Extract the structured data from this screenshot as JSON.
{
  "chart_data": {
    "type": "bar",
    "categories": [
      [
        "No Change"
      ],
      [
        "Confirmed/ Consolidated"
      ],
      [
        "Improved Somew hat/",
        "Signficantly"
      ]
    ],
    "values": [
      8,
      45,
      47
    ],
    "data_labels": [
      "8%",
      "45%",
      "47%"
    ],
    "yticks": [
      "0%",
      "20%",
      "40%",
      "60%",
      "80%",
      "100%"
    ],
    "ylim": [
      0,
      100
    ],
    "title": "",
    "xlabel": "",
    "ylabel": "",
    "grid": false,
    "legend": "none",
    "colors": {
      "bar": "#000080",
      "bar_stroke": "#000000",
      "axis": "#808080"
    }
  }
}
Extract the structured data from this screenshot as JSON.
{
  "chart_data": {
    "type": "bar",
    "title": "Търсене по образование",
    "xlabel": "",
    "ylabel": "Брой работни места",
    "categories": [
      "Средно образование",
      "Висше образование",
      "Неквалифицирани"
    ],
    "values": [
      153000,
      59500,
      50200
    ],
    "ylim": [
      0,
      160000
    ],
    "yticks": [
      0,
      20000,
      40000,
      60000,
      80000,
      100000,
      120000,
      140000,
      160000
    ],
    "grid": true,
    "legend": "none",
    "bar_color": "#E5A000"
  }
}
☆ ☆ ☆ ☆
Output the complete data exactly as written.

> **IN RESPONSE**
Extract the structured data from this screenshot as JSON.
{
  "chart_data": {
    "type": "bar",
    "categories": [
      [
        "No Change"
      ],
      [
        "Confirmed/ Consolidated"
      ],
      [
        "Improved Somew hat/",
        "Signficantly"
      ]
    ],
    "values": [
      8,
      45,
      47
    ],
    "data_labels": [
      "8%",
      "45%",
      "47%"
    ],
    "yticks": [
      "0%",
      "20%",
      "40%",
      "60%",
      "80%",
      "100%"
    ],
    "ylim": [
      0,
      100
    ],
    "title": "",
    "xlabel": "",
    "ylabel": "",
    "grid": false,
    "legend": "none",
    "colors": {
      "bar": "#000080",
      "bar_stroke": "#000000",
      "axis": "#808080"
    }
  }
}
Extract the structured data from this screenshot as JSON.
{
  "chart_data": {
    "type": "bar",
    "title": "Търсене по образование",
    "xlabel": "",
    "ylabel": "Брой работни места",
    "categories": [
      "Средно образование",
      "Висше образование",
      "Неквалифицирани"
    ],
    "values": [
      153000,
      59500,
      50200
    ],
    "ylim": [
      0,
      160000
    ],
    "yticks": [
      0,
      20000,
      40000,
      60000,
      80000,
      100000,
      120000,
      140000,
      160000
    ],
    "grid": true,
    "legend": "none",
    "bar_color": "#E5A000"
  }
}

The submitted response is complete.